Data supplied:
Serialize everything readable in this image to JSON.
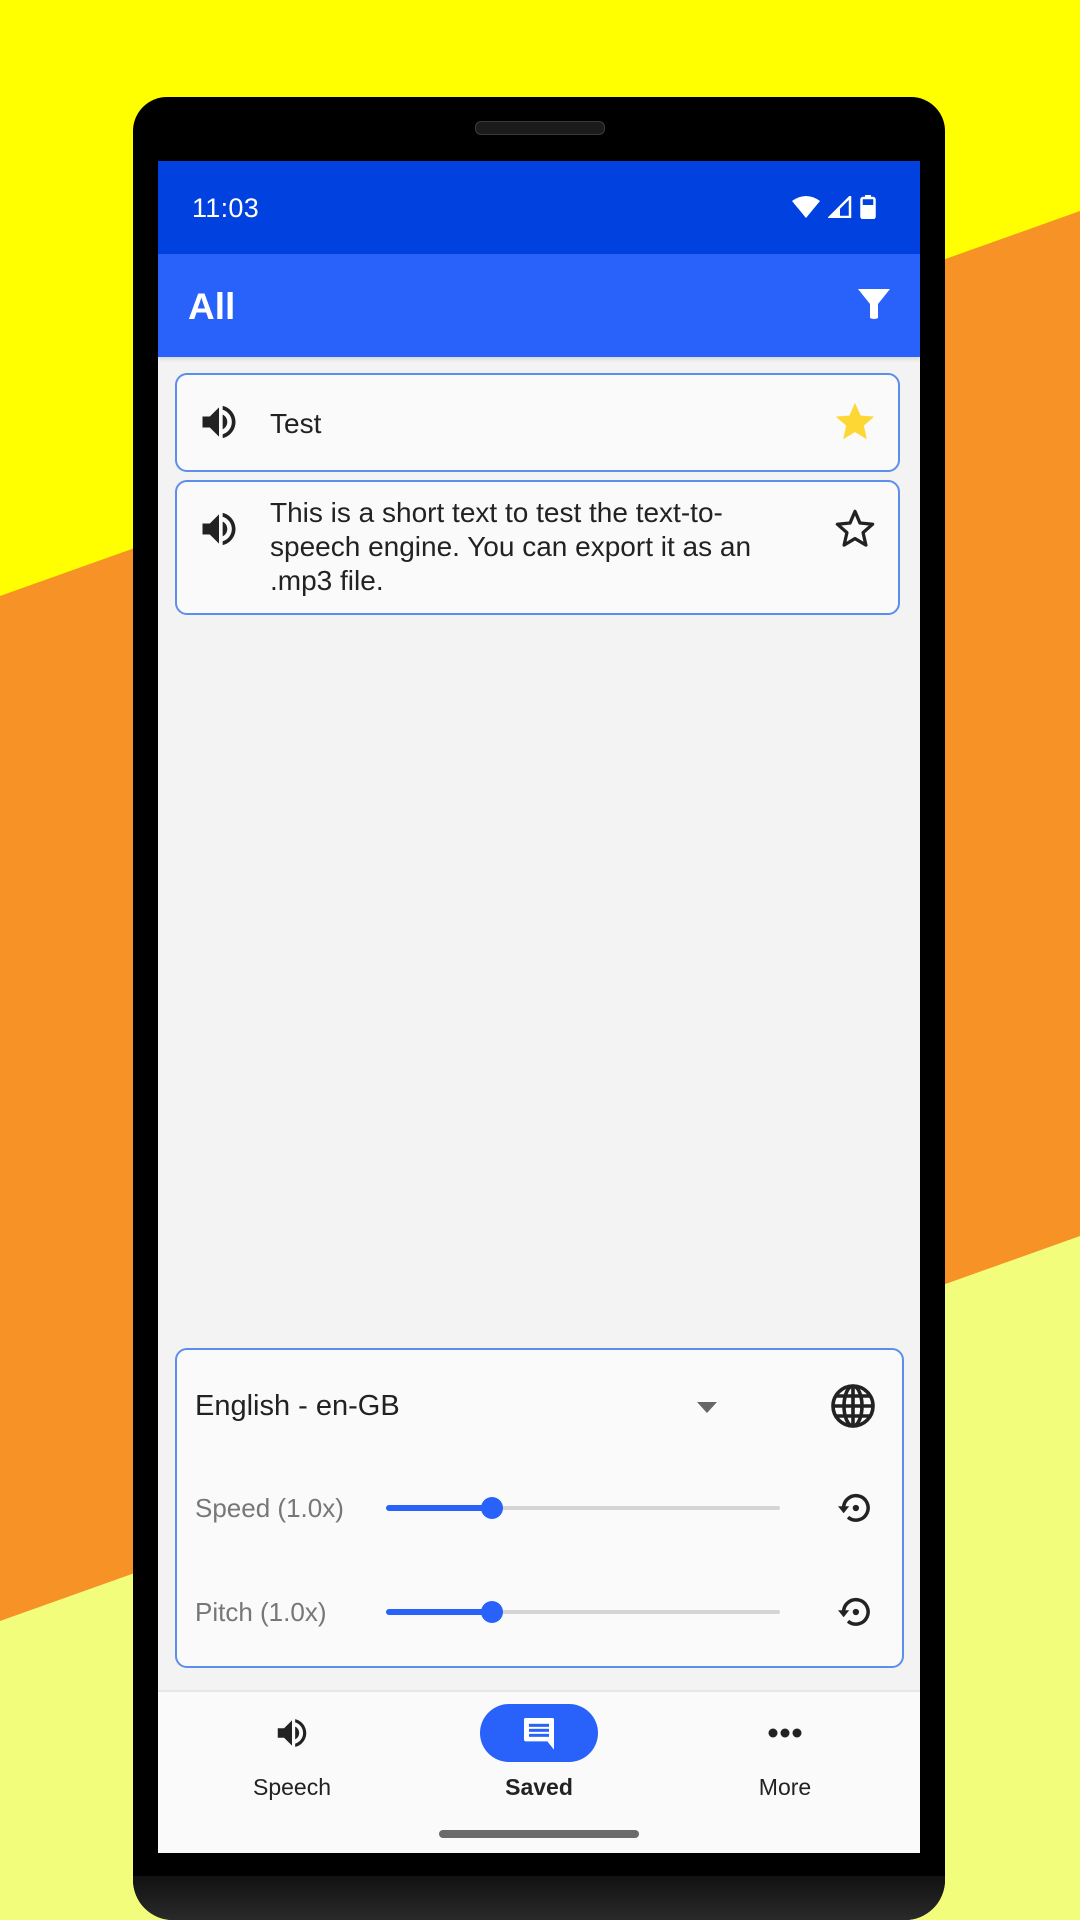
{
  "background": {
    "colors": {
      "top": "#FFFF00",
      "middle": "#F79226",
      "bottom": "#F2FD7C"
    }
  },
  "status_bar": {
    "time": "11:03",
    "icons": [
      "wifi-icon",
      "cellular-signal-icon",
      "battery-icon"
    ]
  },
  "app_bar": {
    "title": "All",
    "filter_icon": "filter-icon"
  },
  "saved_items": [
    {
      "text": "Test",
      "starred": true
    },
    {
      "text": "This is a short text to test the text-to-speech engine. You can export it as an .mp3 file.",
      "starred": false
    }
  ],
  "settings_panel": {
    "language": "English - en-GB",
    "speed": {
      "label": "Speed (1.0x)",
      "value": 1.0,
      "fraction": 0.27
    },
    "pitch": {
      "label": "Pitch (1.0x)",
      "value": 1.0,
      "fraction": 0.27
    }
  },
  "bottom_nav": {
    "items": [
      {
        "label": "Speech",
        "icon": "speaker-icon",
        "active": false
      },
      {
        "label": "Saved",
        "icon": "message-icon",
        "active": true
      },
      {
        "label": "More",
        "icon": "more-horizontal-icon",
        "active": false
      }
    ]
  },
  "colors": {
    "status_bar": "#0041E0",
    "app_bar": "#2962FB",
    "accent": "#2962FB",
    "card_border": "#5E8EEB",
    "star_filled": "#FDD835"
  }
}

Problem to work on: Write the records above out again exactly, with no pictures in your copy.

Result of this task:
Serialize everything readable in this image to JSON.
{
  "background": {
    "colors": {
      "top": "#FFFF00",
      "middle": "#F79226",
      "bottom": "#F2FD7C"
    }
  },
  "status_bar": {
    "time": "11:03",
    "icons": [
      "wifi-icon",
      "cellular-signal-icon",
      "battery-icon"
    ]
  },
  "app_bar": {
    "title": "All",
    "filter_icon": "filter-icon"
  },
  "saved_items": [
    {
      "text": "Test",
      "starred": true
    },
    {
      "text": "This is a short text to test the text-to-speech engine. You can export it as an .mp3 file.",
      "starred": false
    }
  ],
  "settings_panel": {
    "language": "English - en-GB",
    "speed": {
      "label": "Speed (1.0x)",
      "value": 1.0,
      "fraction": 0.27
    },
    "pitch": {
      "label": "Pitch (1.0x)",
      "value": 1.0,
      "fraction": 0.27
    }
  },
  "bottom_nav": {
    "items": [
      {
        "label": "Speech",
        "icon": "speaker-icon",
        "active": false
      },
      {
        "label": "Saved",
        "icon": "message-icon",
        "active": true
      },
      {
        "label": "More",
        "icon": "more-horizontal-icon",
        "active": false
      }
    ]
  },
  "colors": {
    "status_bar": "#0041E0",
    "app_bar": "#2962FB",
    "accent": "#2962FB",
    "card_border": "#5E8EEB",
    "star_filled": "#FDD835"
  }
}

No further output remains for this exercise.